**What is needed**
Repeat each record below exactly as given.
[start]
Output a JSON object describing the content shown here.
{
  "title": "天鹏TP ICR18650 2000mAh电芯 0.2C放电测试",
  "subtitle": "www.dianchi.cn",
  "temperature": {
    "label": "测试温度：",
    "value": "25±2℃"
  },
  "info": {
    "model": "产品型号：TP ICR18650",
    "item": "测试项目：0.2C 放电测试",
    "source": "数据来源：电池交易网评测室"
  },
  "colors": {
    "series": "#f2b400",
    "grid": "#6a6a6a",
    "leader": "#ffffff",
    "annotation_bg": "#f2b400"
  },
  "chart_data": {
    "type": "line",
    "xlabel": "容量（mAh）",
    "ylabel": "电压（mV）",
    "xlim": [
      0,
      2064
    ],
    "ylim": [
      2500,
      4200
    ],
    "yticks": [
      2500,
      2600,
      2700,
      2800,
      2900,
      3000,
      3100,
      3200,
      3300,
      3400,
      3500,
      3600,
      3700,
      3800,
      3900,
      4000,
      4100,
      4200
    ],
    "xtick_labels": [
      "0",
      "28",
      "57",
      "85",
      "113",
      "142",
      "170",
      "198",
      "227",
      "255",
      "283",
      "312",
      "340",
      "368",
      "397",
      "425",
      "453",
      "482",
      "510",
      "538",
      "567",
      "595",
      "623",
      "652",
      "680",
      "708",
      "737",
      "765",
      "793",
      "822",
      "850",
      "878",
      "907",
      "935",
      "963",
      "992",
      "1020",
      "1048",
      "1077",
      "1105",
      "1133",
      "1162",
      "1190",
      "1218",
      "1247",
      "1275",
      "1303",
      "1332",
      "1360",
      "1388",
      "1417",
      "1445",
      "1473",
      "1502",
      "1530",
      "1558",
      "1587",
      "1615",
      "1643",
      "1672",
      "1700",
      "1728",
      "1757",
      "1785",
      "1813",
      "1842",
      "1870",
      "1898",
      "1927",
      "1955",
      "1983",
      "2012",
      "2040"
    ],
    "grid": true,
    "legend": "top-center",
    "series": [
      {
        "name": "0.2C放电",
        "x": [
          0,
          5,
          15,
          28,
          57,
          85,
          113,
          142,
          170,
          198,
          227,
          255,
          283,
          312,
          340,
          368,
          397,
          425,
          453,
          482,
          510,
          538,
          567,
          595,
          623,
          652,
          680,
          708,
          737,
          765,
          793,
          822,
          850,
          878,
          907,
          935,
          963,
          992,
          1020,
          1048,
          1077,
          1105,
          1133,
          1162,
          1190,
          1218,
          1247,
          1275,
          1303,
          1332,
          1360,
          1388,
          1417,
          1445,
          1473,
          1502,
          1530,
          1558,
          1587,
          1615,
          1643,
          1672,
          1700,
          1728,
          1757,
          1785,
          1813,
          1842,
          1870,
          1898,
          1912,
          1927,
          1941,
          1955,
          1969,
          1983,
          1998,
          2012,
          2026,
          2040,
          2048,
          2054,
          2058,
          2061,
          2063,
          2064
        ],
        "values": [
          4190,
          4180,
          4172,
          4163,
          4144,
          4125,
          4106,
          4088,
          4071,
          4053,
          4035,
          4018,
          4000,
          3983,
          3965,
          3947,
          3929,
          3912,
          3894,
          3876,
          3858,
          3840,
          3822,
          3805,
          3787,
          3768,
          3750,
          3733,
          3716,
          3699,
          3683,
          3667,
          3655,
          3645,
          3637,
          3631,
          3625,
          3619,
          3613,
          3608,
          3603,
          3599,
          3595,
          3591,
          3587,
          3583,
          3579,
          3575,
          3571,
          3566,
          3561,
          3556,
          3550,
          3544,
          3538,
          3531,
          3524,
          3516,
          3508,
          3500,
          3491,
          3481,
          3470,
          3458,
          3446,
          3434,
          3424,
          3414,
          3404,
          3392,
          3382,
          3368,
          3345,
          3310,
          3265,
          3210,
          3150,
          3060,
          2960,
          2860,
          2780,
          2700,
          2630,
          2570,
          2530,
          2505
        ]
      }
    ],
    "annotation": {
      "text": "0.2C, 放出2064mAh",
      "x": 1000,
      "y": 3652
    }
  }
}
[end]
**Task result**
Output a JSON object describing the content shown here.
{
  "title": "天鹏TP ICR18650 2000mAh电芯 0.2C放电测试",
  "subtitle": "www.dianchi.cn",
  "temperature": {
    "label": "测试温度：",
    "value": "25±2℃"
  },
  "info": {
    "model": "产品型号：TP ICR18650",
    "item": "测试项目：0.2C 放电测试",
    "source": "数据来源：电池交易网评测室"
  },
  "colors": {
    "series": "#f2b400",
    "grid": "#6a6a6a",
    "leader": "#ffffff",
    "annotation_bg": "#f2b400"
  },
  "chart_data": {
    "type": "line",
    "xlabel": "容量（mAh）",
    "ylabel": "电压（mV）",
    "xlim": [
      0,
      2064
    ],
    "ylim": [
      2500,
      4200
    ],
    "yticks": [
      2500,
      2600,
      2700,
      2800,
      2900,
      3000,
      3100,
      3200,
      3300,
      3400,
      3500,
      3600,
      3700,
      3800,
      3900,
      4000,
      4100,
      4200
    ],
    "xtick_labels": [
      "0",
      "28",
      "57",
      "85",
      "113",
      "142",
      "170",
      "198",
      "227",
      "255",
      "283",
      "312",
      "340",
      "368",
      "397",
      "425",
      "453",
      "482",
      "510",
      "538",
      "567",
      "595",
      "623",
      "652",
      "680",
      "708",
      "737",
      "765",
      "793",
      "822",
      "850",
      "878",
      "907",
      "935",
      "963",
      "992",
      "1020",
      "1048",
      "1077",
      "1105",
      "1133",
      "1162",
      "1190",
      "1218",
      "1247",
      "1275",
      "1303",
      "1332",
      "1360",
      "1388",
      "1417",
      "1445",
      "1473",
      "1502",
      "1530",
      "1558",
      "1587",
      "1615",
      "1643",
      "1672",
      "1700",
      "1728",
      "1757",
      "1785",
      "1813",
      "1842",
      "1870",
      "1898",
      "1927",
      "1955",
      "1983",
      "2012",
      "2040"
    ],
    "grid": true,
    "legend": "top-center",
    "series": [
      {
        "name": "0.2C放电",
        "x": [
          0,
          5,
          15,
          28,
          57,
          85,
          113,
          142,
          170,
          198,
          227,
          255,
          283,
          312,
          340,
          368,
          397,
          425,
          453,
          482,
          510,
          538,
          567,
          595,
          623,
          652,
          680,
          708,
          737,
          765,
          793,
          822,
          850,
          878,
          907,
          935,
          963,
          992,
          1020,
          1048,
          1077,
          1105,
          1133,
          1162,
          1190,
          1218,
          1247,
          1275,
          1303,
          1332,
          1360,
          1388,
          1417,
          1445,
          1473,
          1502,
          1530,
          1558,
          1587,
          1615,
          1643,
          1672,
          1700,
          1728,
          1757,
          1785,
          1813,
          1842,
          1870,
          1898,
          1912,
          1927,
          1941,
          1955,
          1969,
          1983,
          1998,
          2012,
          2026,
          2040,
          2048,
          2054,
          2058,
          2061,
          2063,
          2064
        ],
        "values": [
          4190,
          4180,
          4172,
          4163,
          4144,
          4125,
          4106,
          4088,
          4071,
          4053,
          4035,
          4018,
          4000,
          3983,
          3965,
          3947,
          3929,
          3912,
          3894,
          3876,
          3858,
          3840,
          3822,
          3805,
          3787,
          3768,
          3750,
          3733,
          3716,
          3699,
          3683,
          3667,
          3655,
          3645,
          3637,
          3631,
          3625,
          3619,
          3613,
          3608,
          3603,
          3599,
          3595,
          3591,
          3587,
          3583,
          3579,
          3575,
          3571,
          3566,
          3561,
          3556,
          3550,
          3544,
          3538,
          3531,
          3524,
          3516,
          3508,
          3500,
          3491,
          3481,
          3470,
          3458,
          3446,
          3434,
          3424,
          3414,
          3404,
          3392,
          3382,
          3368,
          3345,
          3310,
          3265,
          3210,
          3150,
          3060,
          2960,
          2860,
          2780,
          2700,
          2630,
          2570,
          2530,
          2505
        ]
      }
    ],
    "annotation": {
      "text": "0.2C, 放出2064mAh",
      "x": 1000,
      "y": 3652
    }
  }
}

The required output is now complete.